╭─ SUPPLIED DATA
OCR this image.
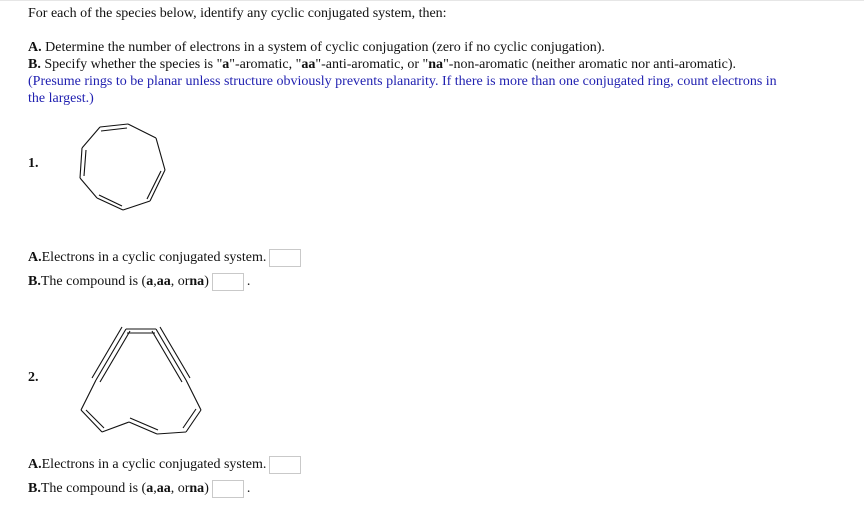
For each of the species below, identify any cyclic conjugated system, then:
A. Determine the number of electrons in a system of cyclic conjugation (zero if no cyclic conjugation).
B. Specify whether the species is "a"-aromatic, "aa"-anti-aromatic, or "na"-non-aromatic (neither aromatic nor anti-aromatic).
(Presume rings to be planar unless structure obviously prevents planarity. If there is more than one conjugated ring, count electrons in
the largest.)
1.
A. Electrons in a cyclic conjugated system.
B. The compound is ( a , aa , or na )	.
2.
A. Electrons in a cyclic conjugated system.
B. The compound is ( a , aa , or na )	.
╰─
Go through the listing above and return every line where the word "system" occurs.

For each of the species below, identify any cyclic conjugated system, then:
A. Determine the number of electrons in a system of cyclic conjugation (zero if no cyclic conjugation).
A. Electrons in a cyclic conjugated system.
A. Electrons in a cyclic conjugated system.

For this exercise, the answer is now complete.